Público, 27.06.2009,
Manuel Fernandes Vicente
Torre de 45 metros em pleno centro histórico foi a
principal crítica apontada durante a apresentação da obra projectada pelo
arquitecto Carrilho da Graça
Abrantes vai
acolher dentro de alguns anos uma notável colecção de peças arqueológicas no
futuro Museu Ibérico de Arte e Arqueologia (MIAA), um investimento que colocará
a cidade na rota dos melhores museus temáticos da Europa. A aposta da autarquia
abrantina é arrojada e a fasquia foi elevada com a entrega do projecto ao
arquitecto João Luís Carrilho da Graça. O investimento vai ser uma marca do
território em pleno centro histórico de Abrantes e pretende ser um estímulo
decisivo para a sua reanimação. Mas, apesar do fascínio que apresenta, não está
isento de críticas e incertezas. Foi delas que anteontem à noite, em Abrantes,
se ouviu na apresentação e debate sobre o MIAA.
A enorme
altura da torre, que será o ex libris do museu, e a sua localização
"provocatória" no alto da encosta de Abrantes, bem como a sua proximidade com o
vetusto Convento de São Domingos e a ameaça da torre à própria cerca do
convento, foram algumas das críticas apontadas pelos participantes no debate,
onde predominavam arquitectos e alguns dos candidatos já anunciados à Câmara de
Abrantes.

-------

**Enunciado da tarefa:** Enumere as críticas à torre do MIAA que, segundo a notícia sobre o museu de Abrantes, foram apontadas pelos participantes no debate.

**Itens de uma fonte de dados:**
-------

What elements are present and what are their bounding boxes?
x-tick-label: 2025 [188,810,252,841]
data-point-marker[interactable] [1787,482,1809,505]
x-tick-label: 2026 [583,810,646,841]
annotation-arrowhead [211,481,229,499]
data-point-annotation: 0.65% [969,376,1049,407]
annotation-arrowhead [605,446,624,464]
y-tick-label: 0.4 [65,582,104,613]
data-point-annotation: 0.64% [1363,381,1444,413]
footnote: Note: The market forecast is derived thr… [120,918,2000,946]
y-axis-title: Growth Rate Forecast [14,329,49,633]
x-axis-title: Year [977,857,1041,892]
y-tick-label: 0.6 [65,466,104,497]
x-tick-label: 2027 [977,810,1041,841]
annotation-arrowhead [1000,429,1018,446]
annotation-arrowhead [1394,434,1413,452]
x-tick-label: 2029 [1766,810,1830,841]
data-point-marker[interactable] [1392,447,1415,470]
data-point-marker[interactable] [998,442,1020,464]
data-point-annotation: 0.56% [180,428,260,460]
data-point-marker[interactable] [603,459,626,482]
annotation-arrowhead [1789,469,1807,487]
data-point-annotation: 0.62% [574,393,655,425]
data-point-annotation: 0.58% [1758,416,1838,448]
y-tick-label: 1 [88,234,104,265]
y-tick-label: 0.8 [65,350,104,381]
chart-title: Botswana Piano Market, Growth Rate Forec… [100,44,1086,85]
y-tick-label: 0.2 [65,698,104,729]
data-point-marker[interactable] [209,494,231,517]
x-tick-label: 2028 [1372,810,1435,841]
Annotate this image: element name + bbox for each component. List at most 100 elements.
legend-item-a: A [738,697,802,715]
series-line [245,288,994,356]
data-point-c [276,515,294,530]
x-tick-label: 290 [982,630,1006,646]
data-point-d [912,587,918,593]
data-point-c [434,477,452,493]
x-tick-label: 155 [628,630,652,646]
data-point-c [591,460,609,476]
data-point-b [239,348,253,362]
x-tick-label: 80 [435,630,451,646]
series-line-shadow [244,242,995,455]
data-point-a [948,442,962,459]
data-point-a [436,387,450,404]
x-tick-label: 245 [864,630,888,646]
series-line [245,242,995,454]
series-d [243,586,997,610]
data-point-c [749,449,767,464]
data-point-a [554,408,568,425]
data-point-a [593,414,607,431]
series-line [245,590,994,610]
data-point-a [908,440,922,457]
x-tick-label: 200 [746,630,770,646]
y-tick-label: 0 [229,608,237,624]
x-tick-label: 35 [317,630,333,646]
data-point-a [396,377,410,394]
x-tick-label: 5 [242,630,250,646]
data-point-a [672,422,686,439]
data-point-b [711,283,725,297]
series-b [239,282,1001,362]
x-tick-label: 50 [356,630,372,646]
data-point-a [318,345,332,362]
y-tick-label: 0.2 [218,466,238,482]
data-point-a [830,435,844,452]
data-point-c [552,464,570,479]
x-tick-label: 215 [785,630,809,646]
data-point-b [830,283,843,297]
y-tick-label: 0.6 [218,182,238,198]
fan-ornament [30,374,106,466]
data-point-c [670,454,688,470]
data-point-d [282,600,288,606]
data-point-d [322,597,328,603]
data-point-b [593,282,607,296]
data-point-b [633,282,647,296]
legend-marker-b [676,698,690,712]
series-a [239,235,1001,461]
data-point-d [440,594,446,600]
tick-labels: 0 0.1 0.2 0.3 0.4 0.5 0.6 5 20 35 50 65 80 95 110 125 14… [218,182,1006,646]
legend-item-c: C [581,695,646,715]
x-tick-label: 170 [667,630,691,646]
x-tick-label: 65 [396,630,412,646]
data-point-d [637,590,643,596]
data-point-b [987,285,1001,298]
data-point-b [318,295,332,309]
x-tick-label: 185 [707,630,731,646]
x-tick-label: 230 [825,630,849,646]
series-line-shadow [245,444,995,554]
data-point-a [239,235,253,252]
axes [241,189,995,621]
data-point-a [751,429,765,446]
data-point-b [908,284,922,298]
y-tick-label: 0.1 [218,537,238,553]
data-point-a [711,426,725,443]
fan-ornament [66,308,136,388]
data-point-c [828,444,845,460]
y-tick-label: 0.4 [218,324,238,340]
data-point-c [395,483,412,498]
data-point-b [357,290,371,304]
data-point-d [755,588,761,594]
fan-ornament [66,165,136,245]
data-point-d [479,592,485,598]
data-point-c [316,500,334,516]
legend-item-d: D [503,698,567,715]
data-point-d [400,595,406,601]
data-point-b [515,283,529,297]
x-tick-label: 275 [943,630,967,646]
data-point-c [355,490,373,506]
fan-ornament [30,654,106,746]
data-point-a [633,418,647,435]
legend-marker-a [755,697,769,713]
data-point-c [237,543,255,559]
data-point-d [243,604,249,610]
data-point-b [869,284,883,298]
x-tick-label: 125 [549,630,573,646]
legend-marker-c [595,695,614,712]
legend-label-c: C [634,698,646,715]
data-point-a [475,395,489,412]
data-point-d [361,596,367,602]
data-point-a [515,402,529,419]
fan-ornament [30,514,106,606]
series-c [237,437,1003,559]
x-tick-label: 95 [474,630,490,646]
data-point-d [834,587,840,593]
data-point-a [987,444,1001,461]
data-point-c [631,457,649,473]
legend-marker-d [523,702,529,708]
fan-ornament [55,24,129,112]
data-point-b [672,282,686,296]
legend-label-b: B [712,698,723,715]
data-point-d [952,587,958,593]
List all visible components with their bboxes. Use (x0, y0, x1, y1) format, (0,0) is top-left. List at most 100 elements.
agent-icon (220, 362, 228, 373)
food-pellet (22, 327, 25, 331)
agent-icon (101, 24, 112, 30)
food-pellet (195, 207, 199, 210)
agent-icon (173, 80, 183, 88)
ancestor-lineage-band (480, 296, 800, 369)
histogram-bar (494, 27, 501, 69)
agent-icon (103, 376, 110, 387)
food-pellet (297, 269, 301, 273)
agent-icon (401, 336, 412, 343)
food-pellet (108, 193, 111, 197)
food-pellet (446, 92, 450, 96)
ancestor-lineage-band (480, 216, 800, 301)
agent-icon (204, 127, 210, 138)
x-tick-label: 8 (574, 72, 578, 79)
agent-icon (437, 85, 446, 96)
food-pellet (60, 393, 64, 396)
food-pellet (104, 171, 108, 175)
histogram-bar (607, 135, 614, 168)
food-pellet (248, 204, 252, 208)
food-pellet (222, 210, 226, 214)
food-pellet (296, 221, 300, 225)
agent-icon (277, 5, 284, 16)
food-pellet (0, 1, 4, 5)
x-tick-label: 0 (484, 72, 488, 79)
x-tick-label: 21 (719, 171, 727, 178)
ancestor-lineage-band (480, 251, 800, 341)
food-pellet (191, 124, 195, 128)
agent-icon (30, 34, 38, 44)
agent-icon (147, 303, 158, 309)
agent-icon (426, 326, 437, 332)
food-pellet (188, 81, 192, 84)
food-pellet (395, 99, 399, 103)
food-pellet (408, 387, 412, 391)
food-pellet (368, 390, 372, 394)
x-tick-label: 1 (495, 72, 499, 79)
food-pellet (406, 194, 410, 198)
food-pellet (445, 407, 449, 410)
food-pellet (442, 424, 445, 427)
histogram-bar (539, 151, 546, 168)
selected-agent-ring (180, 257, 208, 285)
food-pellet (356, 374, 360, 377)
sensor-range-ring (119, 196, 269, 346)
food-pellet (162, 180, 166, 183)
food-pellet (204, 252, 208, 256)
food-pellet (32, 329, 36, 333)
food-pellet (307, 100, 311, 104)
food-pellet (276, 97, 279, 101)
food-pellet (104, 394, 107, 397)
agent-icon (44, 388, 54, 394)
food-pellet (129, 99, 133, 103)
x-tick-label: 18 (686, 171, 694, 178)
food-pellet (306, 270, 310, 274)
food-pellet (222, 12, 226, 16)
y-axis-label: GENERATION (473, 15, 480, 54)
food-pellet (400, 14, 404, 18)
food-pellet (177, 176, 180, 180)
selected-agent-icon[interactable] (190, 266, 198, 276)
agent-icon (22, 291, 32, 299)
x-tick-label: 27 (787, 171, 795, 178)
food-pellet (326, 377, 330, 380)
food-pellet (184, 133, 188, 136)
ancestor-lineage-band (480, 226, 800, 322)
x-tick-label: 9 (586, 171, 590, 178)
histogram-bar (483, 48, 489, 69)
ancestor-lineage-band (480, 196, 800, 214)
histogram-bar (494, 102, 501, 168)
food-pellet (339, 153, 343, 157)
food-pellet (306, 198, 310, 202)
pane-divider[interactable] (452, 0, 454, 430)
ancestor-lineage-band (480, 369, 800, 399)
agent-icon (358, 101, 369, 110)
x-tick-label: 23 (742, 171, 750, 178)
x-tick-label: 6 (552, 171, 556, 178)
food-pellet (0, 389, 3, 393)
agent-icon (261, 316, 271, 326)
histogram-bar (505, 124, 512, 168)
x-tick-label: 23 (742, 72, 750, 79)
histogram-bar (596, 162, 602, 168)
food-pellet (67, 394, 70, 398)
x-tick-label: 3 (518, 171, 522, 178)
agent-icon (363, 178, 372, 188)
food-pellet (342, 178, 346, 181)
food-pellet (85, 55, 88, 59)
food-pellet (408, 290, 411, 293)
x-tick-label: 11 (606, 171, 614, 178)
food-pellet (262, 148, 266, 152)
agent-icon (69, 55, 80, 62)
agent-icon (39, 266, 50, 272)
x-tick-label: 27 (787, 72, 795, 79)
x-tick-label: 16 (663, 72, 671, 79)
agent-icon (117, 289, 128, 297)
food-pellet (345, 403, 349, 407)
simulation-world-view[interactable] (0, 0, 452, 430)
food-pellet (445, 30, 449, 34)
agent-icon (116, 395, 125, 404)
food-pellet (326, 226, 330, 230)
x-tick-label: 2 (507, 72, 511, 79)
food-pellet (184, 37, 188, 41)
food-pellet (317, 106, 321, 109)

-------

**Resposta escrita:**
- A enorme altura da torre
- A sua localização "provocatória" no alto da encosta de Abrantes
- A sua proximidade com o vetusto Convento de São Domingos
- A ameaça da torre à própria cerca do convento